▸ **Problem description**:
Reproduce each line exactly, including spacing and punctuation.

▸ **Record set**:
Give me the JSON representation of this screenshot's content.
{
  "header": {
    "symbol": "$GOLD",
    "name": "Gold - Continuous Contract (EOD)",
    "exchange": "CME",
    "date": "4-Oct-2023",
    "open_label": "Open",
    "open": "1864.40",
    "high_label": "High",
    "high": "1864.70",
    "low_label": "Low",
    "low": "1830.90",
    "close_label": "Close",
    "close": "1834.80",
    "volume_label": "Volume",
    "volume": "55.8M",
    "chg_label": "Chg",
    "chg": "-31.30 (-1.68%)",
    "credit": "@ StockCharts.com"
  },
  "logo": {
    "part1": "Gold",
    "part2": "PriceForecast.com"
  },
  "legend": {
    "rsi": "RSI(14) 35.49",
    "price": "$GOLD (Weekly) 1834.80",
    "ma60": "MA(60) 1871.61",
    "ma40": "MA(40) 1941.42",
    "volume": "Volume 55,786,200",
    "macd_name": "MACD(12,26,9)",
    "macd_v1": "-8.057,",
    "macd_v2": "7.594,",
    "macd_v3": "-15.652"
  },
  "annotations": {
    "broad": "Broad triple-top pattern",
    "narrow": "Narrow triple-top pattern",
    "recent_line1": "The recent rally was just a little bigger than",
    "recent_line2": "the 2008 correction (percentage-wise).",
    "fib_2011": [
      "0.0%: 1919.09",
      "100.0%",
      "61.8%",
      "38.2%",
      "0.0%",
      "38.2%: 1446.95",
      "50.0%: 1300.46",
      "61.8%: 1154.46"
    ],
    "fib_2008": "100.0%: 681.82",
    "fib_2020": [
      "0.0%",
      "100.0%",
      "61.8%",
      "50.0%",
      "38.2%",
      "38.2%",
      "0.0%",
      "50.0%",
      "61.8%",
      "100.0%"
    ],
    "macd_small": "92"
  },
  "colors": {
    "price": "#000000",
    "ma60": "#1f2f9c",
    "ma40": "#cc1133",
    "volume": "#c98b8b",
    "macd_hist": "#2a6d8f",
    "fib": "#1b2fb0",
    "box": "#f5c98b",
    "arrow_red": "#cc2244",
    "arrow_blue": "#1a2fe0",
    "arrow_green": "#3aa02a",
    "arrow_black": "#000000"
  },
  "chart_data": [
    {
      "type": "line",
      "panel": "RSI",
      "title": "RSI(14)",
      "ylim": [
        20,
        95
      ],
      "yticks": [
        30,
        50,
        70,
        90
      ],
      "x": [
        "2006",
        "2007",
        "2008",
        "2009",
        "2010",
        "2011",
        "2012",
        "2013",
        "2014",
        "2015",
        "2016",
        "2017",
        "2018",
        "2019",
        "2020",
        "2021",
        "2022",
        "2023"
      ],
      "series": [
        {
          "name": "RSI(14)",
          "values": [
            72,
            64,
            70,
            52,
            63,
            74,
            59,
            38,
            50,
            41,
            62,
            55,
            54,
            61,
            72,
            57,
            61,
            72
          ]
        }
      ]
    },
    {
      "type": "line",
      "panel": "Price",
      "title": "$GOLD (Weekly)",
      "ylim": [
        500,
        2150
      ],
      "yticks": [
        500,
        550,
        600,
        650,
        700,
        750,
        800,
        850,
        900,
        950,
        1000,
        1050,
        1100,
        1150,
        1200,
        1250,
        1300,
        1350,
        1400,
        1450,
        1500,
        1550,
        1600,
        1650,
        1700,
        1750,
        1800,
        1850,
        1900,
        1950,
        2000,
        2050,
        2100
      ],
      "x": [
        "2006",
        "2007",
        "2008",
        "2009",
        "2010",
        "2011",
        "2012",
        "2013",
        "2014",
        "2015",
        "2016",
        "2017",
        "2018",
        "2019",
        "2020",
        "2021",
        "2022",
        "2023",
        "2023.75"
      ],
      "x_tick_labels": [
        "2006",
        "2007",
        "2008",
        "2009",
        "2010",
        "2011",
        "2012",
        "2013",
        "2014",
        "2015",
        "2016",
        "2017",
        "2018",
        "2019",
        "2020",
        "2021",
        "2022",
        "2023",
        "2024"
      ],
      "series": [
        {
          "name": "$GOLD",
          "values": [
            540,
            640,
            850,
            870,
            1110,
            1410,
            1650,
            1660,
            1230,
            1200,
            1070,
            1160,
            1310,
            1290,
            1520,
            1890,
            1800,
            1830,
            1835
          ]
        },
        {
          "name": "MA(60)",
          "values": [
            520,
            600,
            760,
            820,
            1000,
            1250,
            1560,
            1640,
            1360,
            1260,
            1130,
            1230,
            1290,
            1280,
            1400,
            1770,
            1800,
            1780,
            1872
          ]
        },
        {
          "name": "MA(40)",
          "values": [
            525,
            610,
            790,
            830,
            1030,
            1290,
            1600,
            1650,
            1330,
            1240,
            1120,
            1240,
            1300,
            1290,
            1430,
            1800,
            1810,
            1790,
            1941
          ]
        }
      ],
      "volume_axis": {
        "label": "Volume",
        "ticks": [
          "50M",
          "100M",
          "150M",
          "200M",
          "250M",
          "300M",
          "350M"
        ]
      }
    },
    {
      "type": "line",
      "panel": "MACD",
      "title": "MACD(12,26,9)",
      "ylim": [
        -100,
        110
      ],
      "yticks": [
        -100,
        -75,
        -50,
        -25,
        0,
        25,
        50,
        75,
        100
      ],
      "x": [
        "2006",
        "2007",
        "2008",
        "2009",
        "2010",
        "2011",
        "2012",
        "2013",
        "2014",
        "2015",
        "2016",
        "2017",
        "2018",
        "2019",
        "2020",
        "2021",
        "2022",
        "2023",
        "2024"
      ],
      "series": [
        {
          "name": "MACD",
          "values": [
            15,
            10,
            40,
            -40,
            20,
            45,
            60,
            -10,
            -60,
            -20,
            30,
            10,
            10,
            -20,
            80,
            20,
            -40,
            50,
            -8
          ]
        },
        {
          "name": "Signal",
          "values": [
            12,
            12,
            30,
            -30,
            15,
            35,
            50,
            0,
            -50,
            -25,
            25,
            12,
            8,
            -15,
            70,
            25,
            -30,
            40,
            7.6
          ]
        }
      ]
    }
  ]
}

▸ **The answer**:
Give me the JSON representation of this screenshot's content.
{
  "header": {
    "symbol": "$GOLD",
    "name": "Gold - Continuous Contract (EOD)",
    "exchange": "CME",
    "date": "4-Oct-2023",
    "open_label": "Open",
    "open": "1864.40",
    "high_label": "High",
    "high": "1864.70",
    "low_label": "Low",
    "low": "1830.90",
    "close_label": "Close",
    "close": "1834.80",
    "volume_label": "Volume",
    "volume": "55.8M",
    "chg_label": "Chg",
    "chg": "-31.30 (-1.68%)",
    "credit": "@ StockCharts.com"
  },
  "logo": {
    "part1": "Gold",
    "part2": "PriceForecast.com"
  },
  "legend": {
    "rsi": "RSI(14) 35.49",
    "price": "$GOLD (Weekly) 1834.80",
    "ma60": "MA(60) 1871.61",
    "ma40": "MA(40) 1941.42",
    "volume": "Volume 55,786,200",
    "macd_name": "MACD(12,26,9)",
    "macd_v1": "-8.057,",
    "macd_v2": "7.594,",
    "macd_v3": "-15.652"
  },
  "annotations": {
    "broad": "Broad triple-top pattern",
    "narrow": "Narrow triple-top pattern",
    "recent_line1": "The recent rally was just a little bigger than",
    "recent_line2": "the 2008 correction (percentage-wise).",
    "fib_2011": [
      "0.0%: 1919.09",
      "100.0%",
      "61.8%",
      "38.2%",
      "0.0%",
      "38.2%: 1446.95",
      "50.0%: 1300.46",
      "61.8%: 1154.46"
    ],
    "fib_2008": "100.0%: 681.82",
    "fib_2020": [
      "0.0%",
      "100.0%",
      "61.8%",
      "50.0%",
      "38.2%",
      "38.2%",
      "0.0%",
      "50.0%",
      "61.8%",
      "100.0%"
    ],
    "macd_small": "92"
  },
  "colors": {
    "price": "#000000",
    "ma60": "#1f2f9c",
    "ma40": "#cc1133",
    "volume": "#c98b8b",
    "macd_hist": "#2a6d8f",
    "fib": "#1b2fb0",
    "box": "#f5c98b",
    "arrow_red": "#cc2244",
    "arrow_blue": "#1a2fe0",
    "arrow_green": "#3aa02a",
    "arrow_black": "#000000"
  },
  "chart_data": [
    {
      "type": "line",
      "panel": "RSI",
      "title": "RSI(14)",
      "ylim": [
        20,
        95
      ],
      "yticks": [
        30,
        50,
        70,
        90
      ],
      "x": [
        "2006",
        "2007",
        "2008",
        "2009",
        "2010",
        "2011",
        "2012",
        "2013",
        "2014",
        "2015",
        "2016",
        "2017",
        "2018",
        "2019",
        "2020",
        "2021",
        "2022",
        "2023"
      ],
      "series": [
        {
          "name": "RSI(14)",
          "values": [
            72,
            64,
            70,
            52,
            63,
            74,
            59,
            38,
            50,
            41,
            62,
            55,
            54,
            61,
            72,
            57,
            61,
            72
          ]
        }
      ]
    },
    {
      "type": "line",
      "panel": "Price",
      "title": "$GOLD (Weekly)",
      "ylim": [
        500,
        2150
      ],
      "yticks": [
        500,
        550,
        600,
        650,
        700,
        750,
        800,
        850,
        900,
        950,
        1000,
        1050,
        1100,
        1150,
        1200,
        1250,
        1300,
        1350,
        1400,
        1450,
        1500,
        1550,
        1600,
        1650,
        1700,
        1750,
        1800,
        1850,
        1900,
        1950,
        2000,
        2050,
        2100
      ],
      "x": [
        "2006",
        "2007",
        "2008",
        "2009",
        "2010",
        "2011",
        "2012",
        "2013",
        "2014",
        "2015",
        "2016",
        "2017",
        "2018",
        "2019",
        "2020",
        "2021",
        "2022",
        "2023",
        "2023.75"
      ],
      "x_tick_labels": [
        "2006",
        "2007",
        "2008",
        "2009",
        "2010",
        "2011",
        "2012",
        "2013",
        "2014",
        "2015",
        "2016",
        "2017",
        "2018",
        "2019",
        "2020",
        "2021",
        "2022",
        "2023",
        "2024"
      ],
      "series": [
        {
          "name": "$GOLD",
          "values": [
            540,
            640,
            850,
            870,
            1110,
            1410,
            1650,
            1660,
            1230,
            1200,
            1070,
            1160,
            1310,
            1290,
            1520,
            1890,
            1800,
            1830,
            1835
          ]
        },
        {
          "name": "MA(60)",
          "values": [
            520,
            600,
            760,
            820,
            1000,
            1250,
            1560,
            1640,
            1360,
            1260,
            1130,
            1230,
            1290,
            1280,
            1400,
            1770,
            1800,
            1780,
            1872
          ]
        },
        {
          "name": "MA(40)",
          "values": [
            525,
            610,
            790,
            830,
            1030,
            1290,
            1600,
            1650,
            1330,
            1240,
            1120,
            1240,
            1300,
            1290,
            1430,
            1800,
            1810,
            1790,
            1941
          ]
        }
      ],
      "volume_axis": {
        "label": "Volume",
        "ticks": [
          "50M",
          "100M",
          "150M",
          "200M",
          "250M",
          "300M",
          "350M"
        ]
      }
    },
    {
      "type": "line",
      "panel": "MACD",
      "title": "MACD(12,26,9)",
      "ylim": [
        -100,
        110
      ],
      "yticks": [
        -100,
        -75,
        -50,
        -25,
        0,
        25,
        50,
        75,
        100
      ],
      "x": [
        "2006",
        "2007",
        "2008",
        "2009",
        "2010",
        "2011",
        "2012",
        "2013",
        "2014",
        "2015",
        "2016",
        "2017",
        "2018",
        "2019",
        "2020",
        "2021",
        "2022",
        "2023",
        "2024"
      ],
      "series": [
        {
          "name": "MACD",
          "values": [
            15,
            10,
            40,
            -40,
            20,
            45,
            60,
            -10,
            -60,
            -20,
            30,
            10,
            10,
            -20,
            80,
            20,
            -40,
            50,
            -8
          ]
        },
        {
          "name": "Signal",
          "values": [
            12,
            12,
            30,
            -30,
            15,
            35,
            50,
            0,
            -50,
            -25,
            25,
            12,
            8,
            -15,
            70,
            25,
            -30,
            40,
            7.6
          ]
        }
      ]
    }
  ]
}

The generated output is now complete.